## WHAT IS BEING ASKED
Only the lines from the one containing "Serialize everything readable" through the end of the records should be retyped, exactly and including both ends; pictures stay out.
########################################
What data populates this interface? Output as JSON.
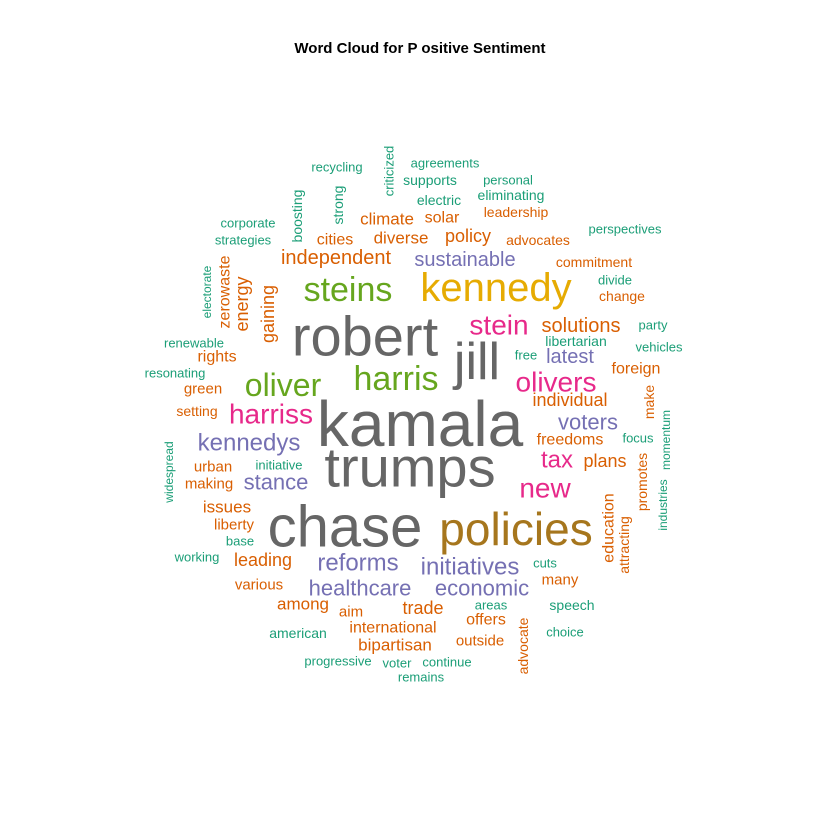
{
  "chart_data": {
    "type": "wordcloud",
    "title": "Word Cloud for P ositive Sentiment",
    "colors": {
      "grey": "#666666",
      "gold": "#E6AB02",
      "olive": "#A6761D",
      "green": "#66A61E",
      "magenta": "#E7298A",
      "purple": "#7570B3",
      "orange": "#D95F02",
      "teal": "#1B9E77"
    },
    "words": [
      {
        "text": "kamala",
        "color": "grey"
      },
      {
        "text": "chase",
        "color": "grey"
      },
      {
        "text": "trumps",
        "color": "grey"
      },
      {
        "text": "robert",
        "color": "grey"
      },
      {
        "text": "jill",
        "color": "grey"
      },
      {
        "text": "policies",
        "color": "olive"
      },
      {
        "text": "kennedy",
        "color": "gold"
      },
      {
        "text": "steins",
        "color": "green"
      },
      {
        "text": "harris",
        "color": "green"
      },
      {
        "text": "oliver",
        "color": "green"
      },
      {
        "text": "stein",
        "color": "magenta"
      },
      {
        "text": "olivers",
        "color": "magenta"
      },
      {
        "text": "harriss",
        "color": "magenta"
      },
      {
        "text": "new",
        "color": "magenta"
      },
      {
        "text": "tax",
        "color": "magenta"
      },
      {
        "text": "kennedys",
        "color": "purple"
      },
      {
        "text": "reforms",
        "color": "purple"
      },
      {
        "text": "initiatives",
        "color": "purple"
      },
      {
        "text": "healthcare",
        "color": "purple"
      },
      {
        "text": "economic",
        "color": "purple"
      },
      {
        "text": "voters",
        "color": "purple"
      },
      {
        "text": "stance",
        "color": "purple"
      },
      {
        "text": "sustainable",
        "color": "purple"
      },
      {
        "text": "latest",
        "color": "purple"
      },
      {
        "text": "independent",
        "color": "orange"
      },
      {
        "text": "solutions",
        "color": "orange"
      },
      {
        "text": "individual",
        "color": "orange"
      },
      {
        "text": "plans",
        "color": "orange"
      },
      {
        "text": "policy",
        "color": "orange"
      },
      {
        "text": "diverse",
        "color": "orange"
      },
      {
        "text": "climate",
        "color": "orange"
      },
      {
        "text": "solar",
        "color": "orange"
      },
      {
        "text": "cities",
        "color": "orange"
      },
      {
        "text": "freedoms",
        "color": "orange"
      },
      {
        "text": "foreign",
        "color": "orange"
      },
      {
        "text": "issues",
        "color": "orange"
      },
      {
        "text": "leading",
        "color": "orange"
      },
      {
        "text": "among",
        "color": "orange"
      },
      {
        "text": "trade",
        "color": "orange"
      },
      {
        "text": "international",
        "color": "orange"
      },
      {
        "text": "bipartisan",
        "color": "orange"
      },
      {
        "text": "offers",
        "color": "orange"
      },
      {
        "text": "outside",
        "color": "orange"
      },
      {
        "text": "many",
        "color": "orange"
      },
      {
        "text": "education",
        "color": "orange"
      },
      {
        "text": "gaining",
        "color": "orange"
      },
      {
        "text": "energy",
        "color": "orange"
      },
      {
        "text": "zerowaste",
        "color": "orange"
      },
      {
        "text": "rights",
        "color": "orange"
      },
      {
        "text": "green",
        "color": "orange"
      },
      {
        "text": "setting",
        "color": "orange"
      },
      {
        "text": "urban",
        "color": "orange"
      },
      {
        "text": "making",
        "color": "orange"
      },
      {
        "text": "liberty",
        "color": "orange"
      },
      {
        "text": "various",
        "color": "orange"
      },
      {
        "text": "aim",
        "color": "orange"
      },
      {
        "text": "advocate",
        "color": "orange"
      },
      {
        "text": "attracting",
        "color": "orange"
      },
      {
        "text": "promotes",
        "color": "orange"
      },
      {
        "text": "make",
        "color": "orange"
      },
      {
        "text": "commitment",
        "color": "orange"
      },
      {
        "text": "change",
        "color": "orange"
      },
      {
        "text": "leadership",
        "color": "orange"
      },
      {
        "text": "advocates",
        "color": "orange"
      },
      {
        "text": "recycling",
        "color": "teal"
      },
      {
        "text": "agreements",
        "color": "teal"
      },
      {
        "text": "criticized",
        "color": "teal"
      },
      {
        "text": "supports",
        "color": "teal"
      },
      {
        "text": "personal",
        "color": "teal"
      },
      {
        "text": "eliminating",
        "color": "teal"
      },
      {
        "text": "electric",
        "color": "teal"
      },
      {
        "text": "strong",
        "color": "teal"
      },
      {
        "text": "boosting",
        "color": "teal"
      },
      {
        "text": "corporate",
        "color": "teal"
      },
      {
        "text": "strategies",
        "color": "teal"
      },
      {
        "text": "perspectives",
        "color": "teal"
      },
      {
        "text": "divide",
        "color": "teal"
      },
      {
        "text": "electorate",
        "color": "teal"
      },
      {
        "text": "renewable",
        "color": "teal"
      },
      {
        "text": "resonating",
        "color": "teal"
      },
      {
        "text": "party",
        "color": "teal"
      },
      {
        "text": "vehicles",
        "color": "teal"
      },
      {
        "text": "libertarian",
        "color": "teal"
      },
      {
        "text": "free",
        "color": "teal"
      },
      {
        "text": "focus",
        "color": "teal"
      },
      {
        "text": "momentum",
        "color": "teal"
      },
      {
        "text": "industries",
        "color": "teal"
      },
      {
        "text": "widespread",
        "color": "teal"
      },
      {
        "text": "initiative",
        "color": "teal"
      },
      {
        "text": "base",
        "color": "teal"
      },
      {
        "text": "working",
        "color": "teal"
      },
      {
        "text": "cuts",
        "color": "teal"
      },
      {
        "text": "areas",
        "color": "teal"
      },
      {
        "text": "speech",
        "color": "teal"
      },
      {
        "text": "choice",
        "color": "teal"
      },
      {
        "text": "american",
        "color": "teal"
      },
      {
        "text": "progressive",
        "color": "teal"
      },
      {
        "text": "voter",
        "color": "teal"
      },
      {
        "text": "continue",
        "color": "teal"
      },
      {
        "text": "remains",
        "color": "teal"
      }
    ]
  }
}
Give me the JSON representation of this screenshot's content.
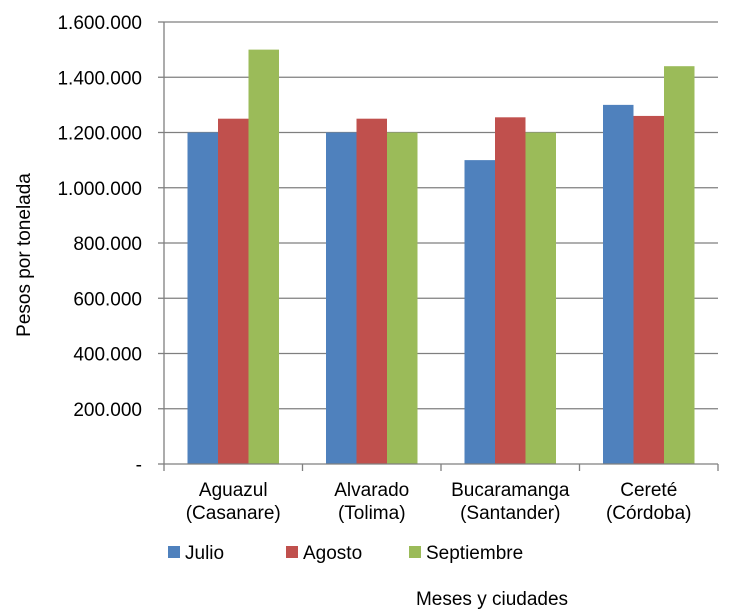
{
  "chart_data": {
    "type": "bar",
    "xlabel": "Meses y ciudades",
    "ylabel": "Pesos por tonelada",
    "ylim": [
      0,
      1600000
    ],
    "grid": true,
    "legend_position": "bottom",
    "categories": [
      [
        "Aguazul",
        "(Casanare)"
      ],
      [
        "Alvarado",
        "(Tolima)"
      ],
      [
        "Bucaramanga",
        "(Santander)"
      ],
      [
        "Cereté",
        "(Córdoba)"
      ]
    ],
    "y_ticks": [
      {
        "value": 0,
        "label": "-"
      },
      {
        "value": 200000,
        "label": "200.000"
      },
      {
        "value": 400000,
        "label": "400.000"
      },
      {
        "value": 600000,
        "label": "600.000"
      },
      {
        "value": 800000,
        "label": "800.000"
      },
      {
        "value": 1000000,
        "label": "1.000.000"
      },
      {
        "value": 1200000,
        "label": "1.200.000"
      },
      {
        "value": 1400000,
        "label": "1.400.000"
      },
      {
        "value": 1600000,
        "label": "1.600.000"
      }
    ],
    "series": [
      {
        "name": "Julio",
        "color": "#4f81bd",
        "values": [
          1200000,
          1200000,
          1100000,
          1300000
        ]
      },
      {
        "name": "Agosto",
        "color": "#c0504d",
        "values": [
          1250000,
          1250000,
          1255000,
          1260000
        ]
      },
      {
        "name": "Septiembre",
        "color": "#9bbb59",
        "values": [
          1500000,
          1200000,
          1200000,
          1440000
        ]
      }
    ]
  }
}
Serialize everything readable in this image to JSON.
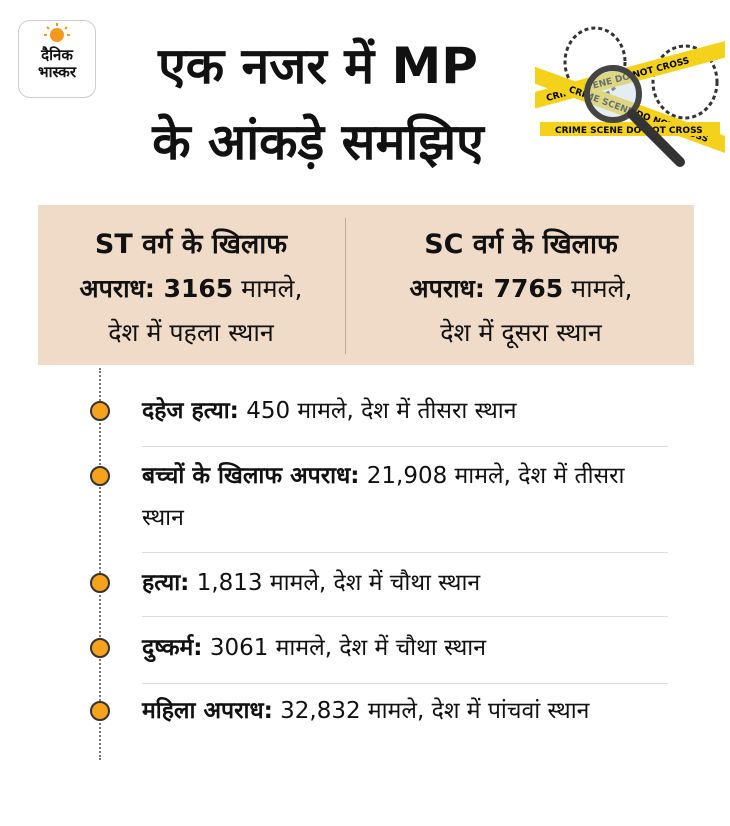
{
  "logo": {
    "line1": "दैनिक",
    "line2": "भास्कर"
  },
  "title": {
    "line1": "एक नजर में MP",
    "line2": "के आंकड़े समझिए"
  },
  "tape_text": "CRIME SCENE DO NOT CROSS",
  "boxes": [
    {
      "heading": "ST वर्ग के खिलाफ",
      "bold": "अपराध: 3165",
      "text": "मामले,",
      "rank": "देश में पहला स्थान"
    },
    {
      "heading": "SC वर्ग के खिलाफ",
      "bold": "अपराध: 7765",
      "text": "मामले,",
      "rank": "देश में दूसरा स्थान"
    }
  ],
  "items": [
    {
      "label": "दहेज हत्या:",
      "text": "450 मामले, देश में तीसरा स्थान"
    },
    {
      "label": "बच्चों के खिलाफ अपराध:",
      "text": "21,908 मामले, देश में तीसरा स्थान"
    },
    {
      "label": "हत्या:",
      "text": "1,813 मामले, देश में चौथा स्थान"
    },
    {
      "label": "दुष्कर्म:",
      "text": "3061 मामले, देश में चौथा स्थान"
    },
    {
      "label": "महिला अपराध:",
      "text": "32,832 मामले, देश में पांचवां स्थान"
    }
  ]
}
########################################
## FINISHED ANSWER
Serialize everything readable in this image to JSON.
{
  "logo": {
    "line1": "दैनिक",
    "line2": "भास्कर"
  },
  "title": {
    "line1": "एक नजर में MP",
    "line2": "के आंकड़े समझिए"
  },
  "tape_text": "CRIME SCENE DO NOT CROSS",
  "boxes": [
    {
      "heading": "ST वर्ग के खिलाफ",
      "bold": "अपराध: 3165",
      "text": "मामले,",
      "rank": "देश में पहला स्थान"
    },
    {
      "heading": "SC वर्ग के खिलाफ",
      "bold": "अपराध: 7765",
      "text": "मामले,",
      "rank": "देश में दूसरा स्थान"
    }
  ],
  "items": [
    {
      "label": "दहेज हत्या:",
      "text": "450 मामले, देश में तीसरा स्थान"
    },
    {
      "label": "बच्चों के खिलाफ अपराध:",
      "text": "21,908 मामले, देश में तीसरा स्थान"
    },
    {
      "label": "हत्या:",
      "text": "1,813 मामले, देश में चौथा स्थान"
    },
    {
      "label": "दुष्कर्म:",
      "text": "3061 मामले, देश में चौथा स्थान"
    },
    {
      "label": "महिला अपराध:",
      "text": "32,832 मामले, देश में पांचवां स्थान"
    }
  ]
}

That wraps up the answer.